■ Exercise ■
Copy out the whole listing exactly as written, leaving the pictures behind.

==========

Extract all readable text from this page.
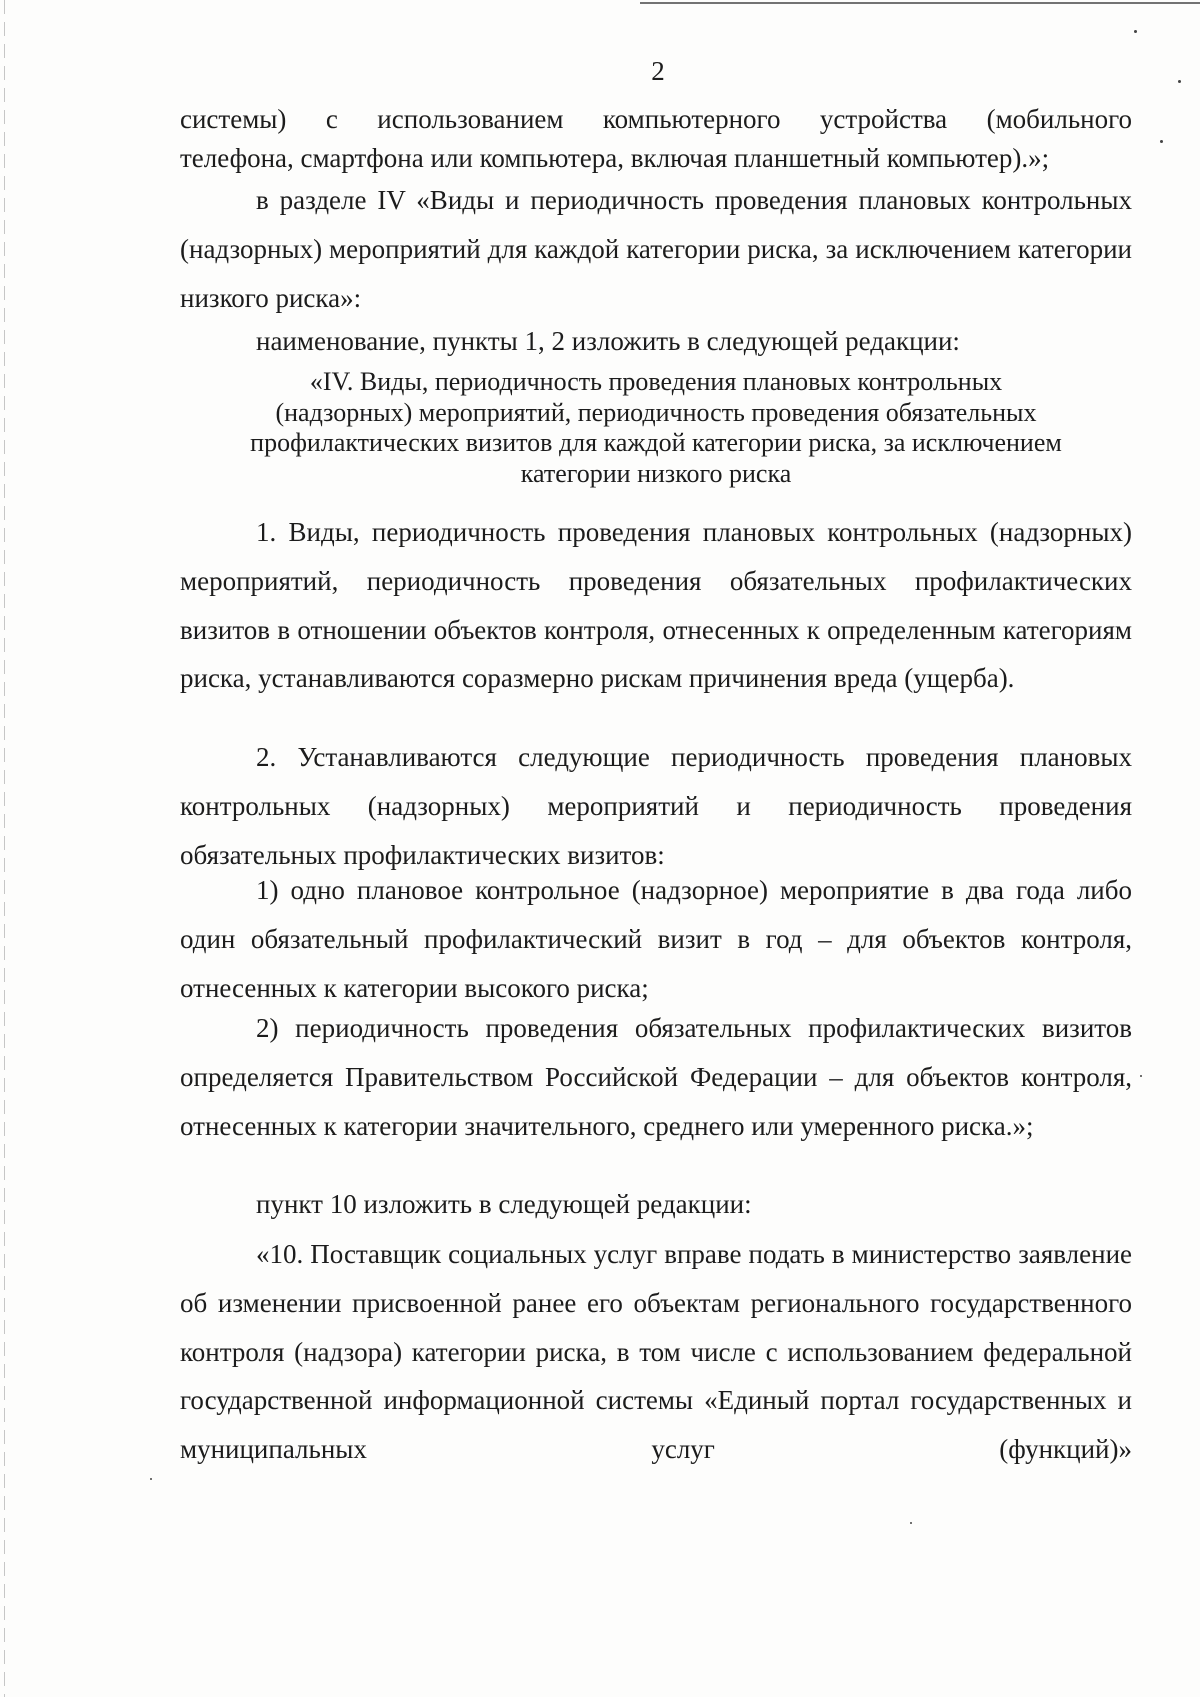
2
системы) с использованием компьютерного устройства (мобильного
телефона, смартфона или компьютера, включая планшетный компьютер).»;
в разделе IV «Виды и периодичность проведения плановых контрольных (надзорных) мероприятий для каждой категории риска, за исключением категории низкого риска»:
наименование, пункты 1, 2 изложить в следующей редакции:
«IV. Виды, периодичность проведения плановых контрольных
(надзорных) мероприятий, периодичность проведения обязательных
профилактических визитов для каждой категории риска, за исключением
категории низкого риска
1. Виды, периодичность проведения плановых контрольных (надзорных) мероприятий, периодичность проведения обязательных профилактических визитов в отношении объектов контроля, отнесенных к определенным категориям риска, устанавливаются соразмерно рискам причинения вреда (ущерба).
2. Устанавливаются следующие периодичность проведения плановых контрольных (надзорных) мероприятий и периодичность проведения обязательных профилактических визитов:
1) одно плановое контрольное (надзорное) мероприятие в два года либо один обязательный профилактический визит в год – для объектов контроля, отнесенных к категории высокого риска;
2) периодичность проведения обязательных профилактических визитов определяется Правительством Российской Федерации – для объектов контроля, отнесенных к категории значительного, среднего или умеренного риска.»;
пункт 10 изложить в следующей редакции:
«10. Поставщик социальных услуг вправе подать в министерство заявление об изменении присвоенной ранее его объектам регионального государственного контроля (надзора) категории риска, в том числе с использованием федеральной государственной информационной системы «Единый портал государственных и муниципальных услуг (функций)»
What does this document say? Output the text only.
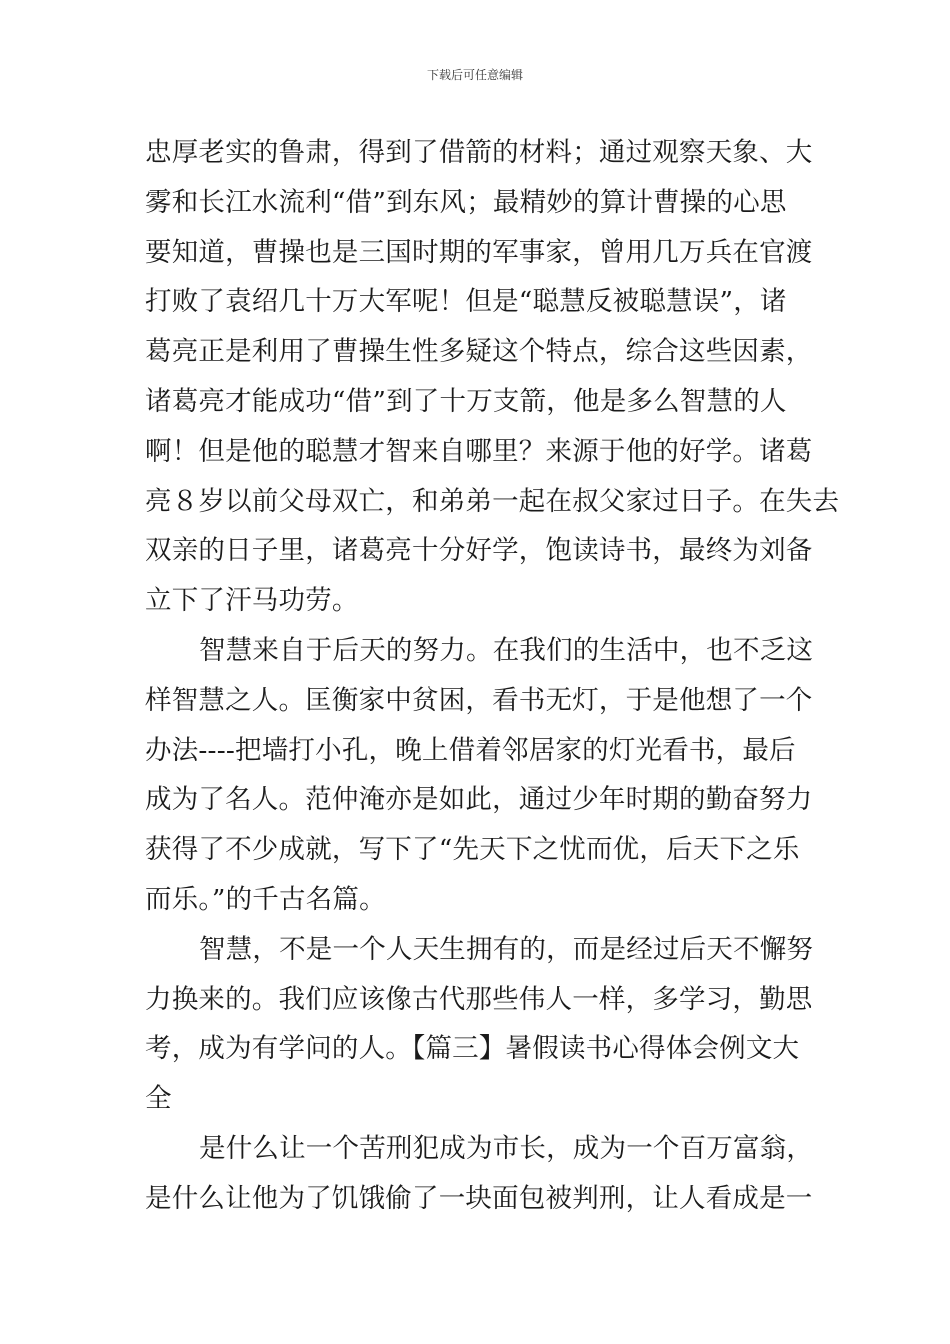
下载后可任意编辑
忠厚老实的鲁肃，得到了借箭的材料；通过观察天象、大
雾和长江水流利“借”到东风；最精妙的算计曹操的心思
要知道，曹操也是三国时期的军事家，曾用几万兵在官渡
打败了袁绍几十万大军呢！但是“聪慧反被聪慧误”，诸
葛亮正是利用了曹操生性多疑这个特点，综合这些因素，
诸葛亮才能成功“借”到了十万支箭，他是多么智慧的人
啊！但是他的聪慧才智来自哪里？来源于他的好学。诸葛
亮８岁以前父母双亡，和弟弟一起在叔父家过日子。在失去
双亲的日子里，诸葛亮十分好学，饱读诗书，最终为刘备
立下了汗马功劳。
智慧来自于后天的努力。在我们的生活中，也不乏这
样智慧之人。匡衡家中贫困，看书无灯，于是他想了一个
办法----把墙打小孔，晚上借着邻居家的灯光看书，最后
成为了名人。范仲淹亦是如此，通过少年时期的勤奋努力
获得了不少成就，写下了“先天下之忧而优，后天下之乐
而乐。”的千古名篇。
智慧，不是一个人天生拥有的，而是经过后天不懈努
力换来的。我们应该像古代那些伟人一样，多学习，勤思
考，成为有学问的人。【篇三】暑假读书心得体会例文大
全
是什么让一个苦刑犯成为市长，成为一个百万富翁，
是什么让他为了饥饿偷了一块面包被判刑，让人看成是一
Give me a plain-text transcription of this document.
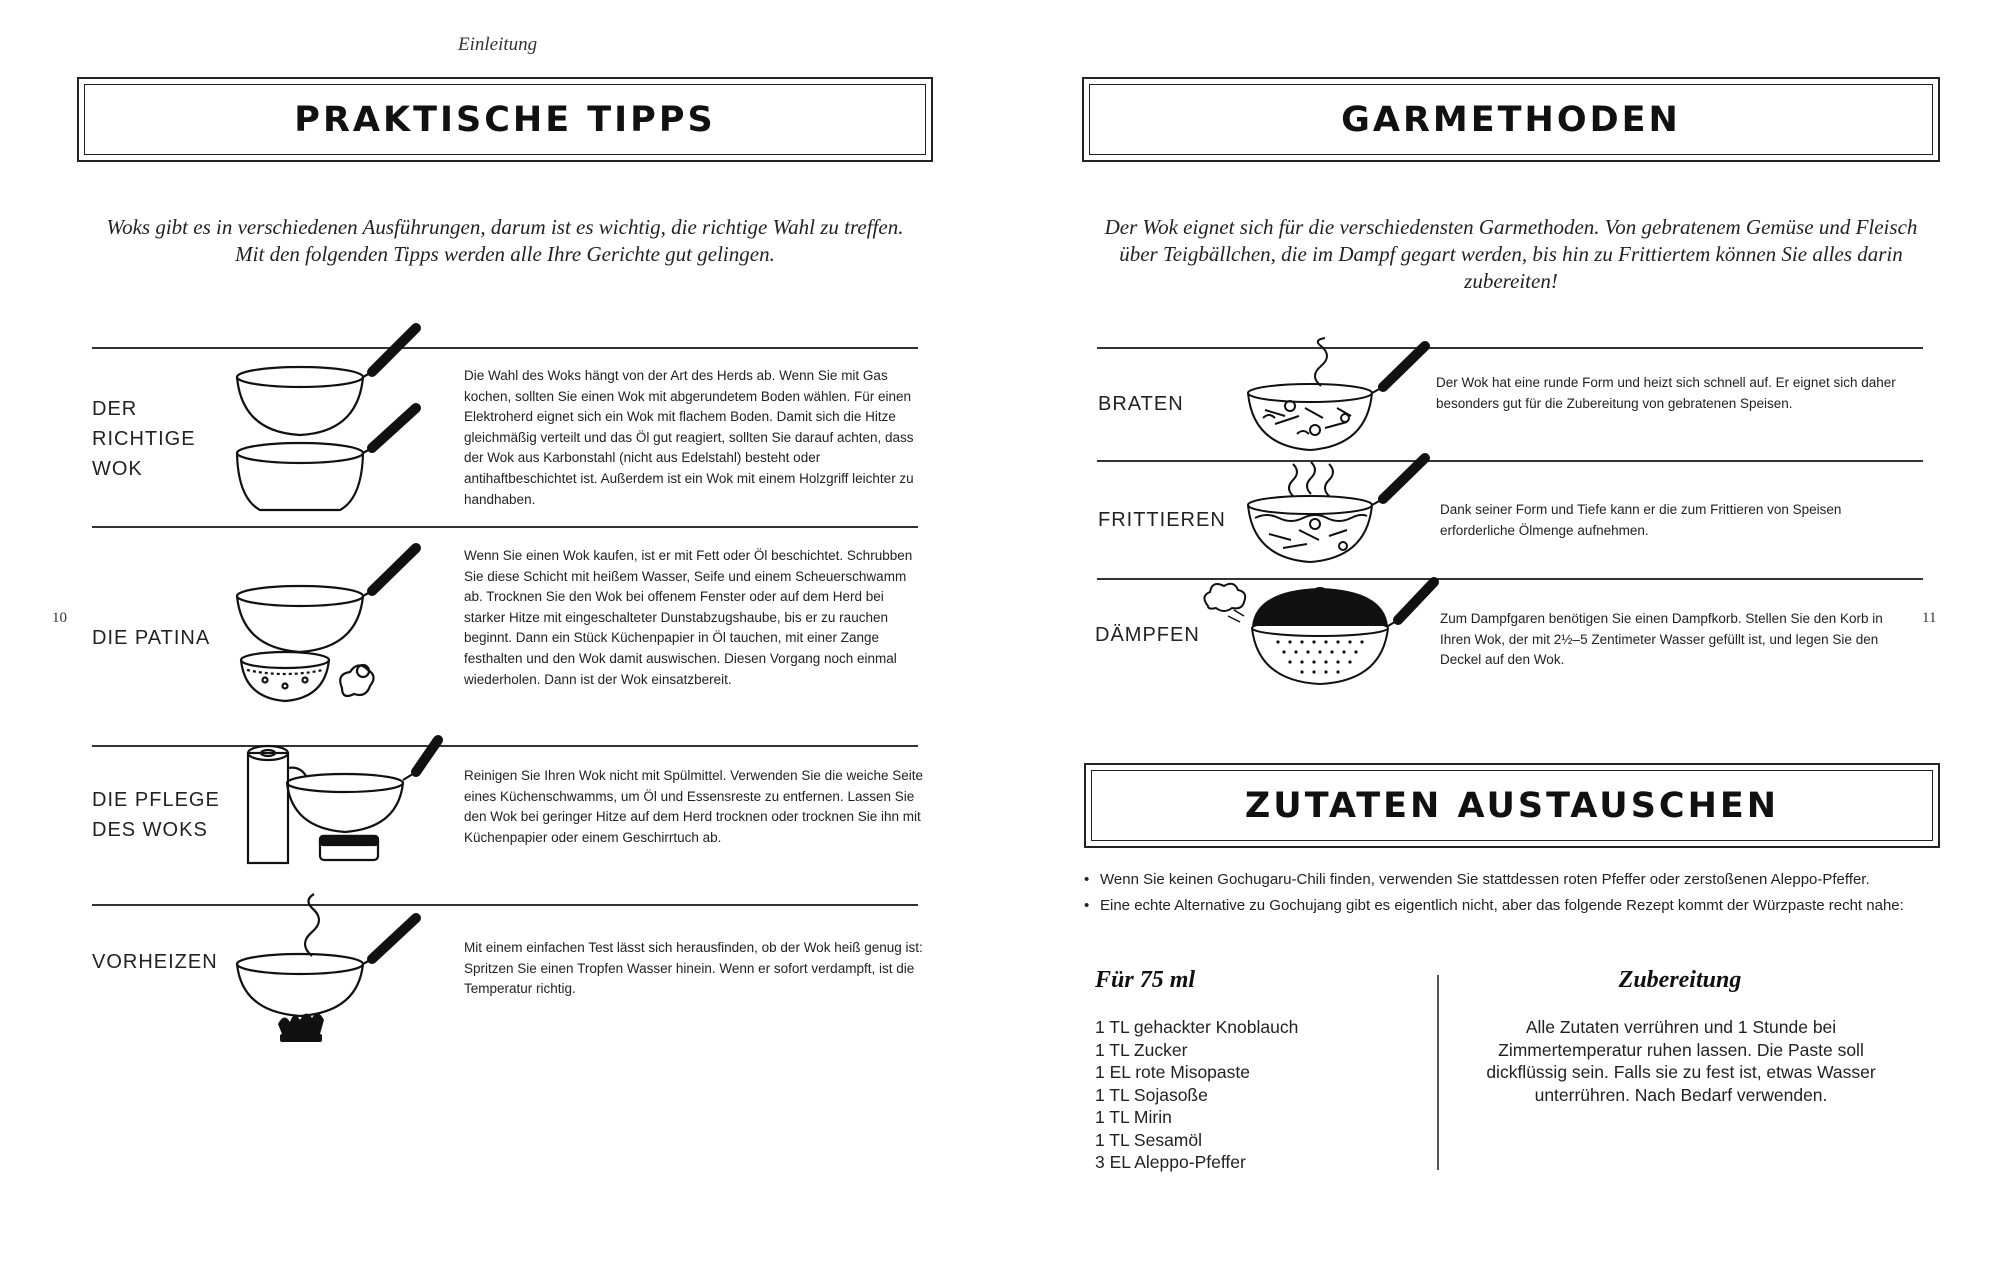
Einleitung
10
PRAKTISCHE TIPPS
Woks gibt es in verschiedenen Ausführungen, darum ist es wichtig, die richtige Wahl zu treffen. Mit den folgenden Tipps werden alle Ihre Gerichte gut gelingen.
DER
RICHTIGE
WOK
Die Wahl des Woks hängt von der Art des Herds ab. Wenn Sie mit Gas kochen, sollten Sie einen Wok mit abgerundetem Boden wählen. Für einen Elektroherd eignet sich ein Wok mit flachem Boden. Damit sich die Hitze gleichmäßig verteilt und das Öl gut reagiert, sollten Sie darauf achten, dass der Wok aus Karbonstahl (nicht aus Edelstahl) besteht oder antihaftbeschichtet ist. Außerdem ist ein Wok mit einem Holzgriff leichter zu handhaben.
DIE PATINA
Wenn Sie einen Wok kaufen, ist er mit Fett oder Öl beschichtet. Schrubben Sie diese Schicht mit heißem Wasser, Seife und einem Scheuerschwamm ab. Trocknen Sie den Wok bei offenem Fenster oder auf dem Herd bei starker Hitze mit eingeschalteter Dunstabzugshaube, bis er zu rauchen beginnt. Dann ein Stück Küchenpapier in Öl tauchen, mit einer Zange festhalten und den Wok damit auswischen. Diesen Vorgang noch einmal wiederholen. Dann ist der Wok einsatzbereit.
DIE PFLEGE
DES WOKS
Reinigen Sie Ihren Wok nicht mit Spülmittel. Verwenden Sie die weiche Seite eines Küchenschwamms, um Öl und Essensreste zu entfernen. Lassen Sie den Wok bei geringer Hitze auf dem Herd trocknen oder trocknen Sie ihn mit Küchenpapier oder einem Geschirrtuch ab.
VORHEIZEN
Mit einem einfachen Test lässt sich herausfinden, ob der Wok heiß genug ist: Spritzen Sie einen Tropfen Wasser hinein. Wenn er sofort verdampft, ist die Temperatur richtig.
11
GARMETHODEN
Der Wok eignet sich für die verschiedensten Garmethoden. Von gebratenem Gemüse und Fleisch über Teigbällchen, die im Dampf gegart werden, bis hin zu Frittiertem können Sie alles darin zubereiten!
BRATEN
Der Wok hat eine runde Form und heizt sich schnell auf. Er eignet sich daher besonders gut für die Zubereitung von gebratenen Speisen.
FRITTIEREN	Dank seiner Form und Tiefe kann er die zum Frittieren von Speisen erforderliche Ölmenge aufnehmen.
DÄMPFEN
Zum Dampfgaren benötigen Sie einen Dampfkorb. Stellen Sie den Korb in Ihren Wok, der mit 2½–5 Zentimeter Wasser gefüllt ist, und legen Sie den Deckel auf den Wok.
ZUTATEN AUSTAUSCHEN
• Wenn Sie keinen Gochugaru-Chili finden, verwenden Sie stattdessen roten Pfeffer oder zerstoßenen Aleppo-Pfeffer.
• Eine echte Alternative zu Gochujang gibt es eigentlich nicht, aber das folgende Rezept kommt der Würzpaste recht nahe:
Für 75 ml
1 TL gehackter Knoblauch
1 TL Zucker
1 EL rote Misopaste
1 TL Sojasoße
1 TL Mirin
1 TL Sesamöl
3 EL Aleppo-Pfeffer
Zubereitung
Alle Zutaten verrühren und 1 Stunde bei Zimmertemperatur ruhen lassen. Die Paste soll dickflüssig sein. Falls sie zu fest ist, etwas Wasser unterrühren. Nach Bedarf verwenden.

==========

■ Result for this task ■
Extract all readable text from this page.
2
системы) с использованием компьютерного устройства (мобильного
телефона, смартфона или компьютера, включая планшетный компьютер).»;
в разделе IV «Виды и периодичность проведения плановых контрольных (надзорных) мероприятий для каждой категории риска, за исключением категории низкого риска»:
наименование, пункты 1, 2 изложить в следующей редакции:
«IV. Виды, периодичность проведения плановых контрольных
(надзорных) мероприятий, периодичность проведения обязательных
профилактических визитов для каждой категории риска, за исключением
категории низкого риска
1. Виды, периодичность проведения плановых контрольных (надзорных) мероприятий, периодичность проведения обязательных профилактических визитов в отношении объектов контроля, отнесенных к определенным категориям риска, устанавливаются соразмерно рискам причинения вреда (ущерба).
2. Устанавливаются следующие периодичность проведения плановых контрольных (надзорных) мероприятий и периодичность проведения обязательных профилактических визитов:
1) одно плановое контрольное (надзорное) мероприятие в два года либо один обязательный профилактический визит в год – для объектов контроля, отнесенных к категории высокого риска;
2) периодичность проведения обязательных профилактических визитов определяется Правительством Российской Федерации – для объектов контроля, отнесенных к категории значительного, среднего или умеренного риска.»;
пункт 10 изложить в следующей редакции:
«10. Поставщик социальных услуг вправе подать в министерство заявление об изменении присвоенной ранее его объектам регионального государственного контроля (надзора) категории риска, в том числе с использованием федеральной государственной информационной системы «Единый портал государственных и муниципальных услуг (функций)»
What does this document say? Output the text only.
下载后可任意编辑
忠厚老实的鲁肃，得到了借箭的材料；通过观察天象、大
雾和长江水流利“借”到东风；最精妙的算计曹操的心思
要知道，曹操也是三国时期的军事家，曾用几万兵在官渡
打败了袁绍几十万大军呢！但是“聪慧反被聪慧误”，诸
葛亮正是利用了曹操生性多疑这个特点，综合这些因素，
诸葛亮才能成功“借”到了十万支箭，他是多么智慧的人
啊！但是他的聪慧才智来自哪里？来源于他的好学。诸葛
亮８岁以前父母双亡，和弟弟一起在叔父家过日子。在失去
双亲的日子里，诸葛亮十分好学，饱读诗书，最终为刘备
立下了汗马功劳。
智慧来自于后天的努力。在我们的生活中，也不乏这
样智慧之人。匡衡家中贫困，看书无灯，于是他想了一个
办法----把墙打小孔，晚上借着邻居家的灯光看书，最后
成为了名人。范仲淹亦是如此，通过少年时期的勤奋努力
获得了不少成就，写下了“先天下之忧而优，后天下之乐
而乐。”的千古名篇。
智慧，不是一个人天生拥有的，而是经过后天不懈努
力换来的。我们应该像古代那些伟人一样，多学习，勤思
考，成为有学问的人。【篇三】暑假读书心得体会例文大
全
是什么让一个苦刑犯成为市长，成为一个百万富翁，
是什么让他为了饥饿偷了一块面包被判刑，让人看成是一
Give me a plain-text transcription of this document.
Einleitung
10
PRAKTISCHE TIPPS
Woks gibt es in verschiedenen Ausführungen, darum ist es wichtig, die richtige Wahl zu treffen. Mit den folgenden Tipps werden alle Ihre Gerichte gut gelingen.
DER
RICHTIGE
WOK
Die Wahl des Woks hängt von der Art des Herds ab. Wenn Sie mit Gas kochen, sollten Sie einen Wok mit abgerundetem Boden wählen. Für einen Elektroherd eignet sich ein Wok mit flachem Boden. Damit sich die Hitze gleichmäßig verteilt und das Öl gut reagiert, sollten Sie darauf achten, dass der Wok aus Karbonstahl (nicht aus Edelstahl) besteht oder antihaftbeschichtet ist. Außerdem ist ein Wok mit einem Holzgriff leichter zu handhaben.
DIE PATINA
Wenn Sie einen Wok kaufen, ist er mit Fett oder Öl beschichtet. Schrubben Sie diese Schicht mit heißem Wasser, Seife und einem Scheuerschwamm ab. Trocknen Sie den Wok bei offenem Fenster oder auf dem Herd bei starker Hitze mit eingeschalteter Dunstabzugshaube, bis er zu rauchen beginnt. Dann ein Stück Küchenpapier in Öl tauchen, mit einer Zange festhalten und den Wok damit auswischen. Diesen Vorgang noch einmal wiederholen. Dann ist der Wok einsatzbereit.
DIE PFLEGE
DES WOKS
Reinigen Sie Ihren Wok nicht mit Spülmittel. Verwenden Sie die weiche Seite eines Küchenschwamms, um Öl und Essensreste zu entfernen. Lassen Sie den Wok bei geringer Hitze auf dem Herd trocknen oder trocknen Sie ihn mit Küchenpapier oder einem Geschirrtuch ab.
VORHEIZEN
Mit einem einfachen Test lässt sich herausfinden, ob der Wok heiß genug ist: Spritzen Sie einen Tropfen Wasser hinein. Wenn er sofort verdampft, ist die Temperatur richtig.
11
GARMETHODEN
Der Wok eignet sich für die verschiedensten Garmethoden. Von gebratenem Gemüse und Fleisch über Teigbällchen, die im Dampf gegart werden, bis hin zu Frittiertem können Sie alles darin zubereiten!
BRATEN
Der Wok hat eine runde Form und heizt sich schnell auf. Er eignet sich daher besonders gut für die Zubereitung von gebratenen Speisen.
FRITTIEREN	Dank seiner Form und Tiefe kann er die zum Frittieren von Speisen erforderliche Ölmenge aufnehmen.
DÄMPFEN
Zum Dampfgaren benötigen Sie einen Dampfkorb. Stellen Sie den Korb in Ihren Wok, der mit 2½–5 Zentimeter Wasser gefüllt ist, und legen Sie den Deckel auf den Wok.
ZUTATEN AUSTAUSCHEN
• Wenn Sie keinen Gochugaru-Chili finden, verwenden Sie stattdessen roten Pfeffer oder zerstoßenen Aleppo-Pfeffer.
• Eine echte Alternative zu Gochujang gibt es eigentlich nicht, aber das folgende Rezept kommt der Würzpaste recht nahe:
Für 75 ml
1 TL gehackter Knoblauch
1 TL Zucker
1 EL rote Misopaste
1 TL Sojasoße
1 TL Mirin
1 TL Sesamöl
3 EL Aleppo-Pfeffer
Zubereitung
Alle Zutaten verrühren und 1 Stunde bei Zimmertemperatur ruhen lassen. Die Paste soll dickflüssig sein. Falls sie zu fest ist, etwas Wasser unterrühren. Nach Bedarf verwenden.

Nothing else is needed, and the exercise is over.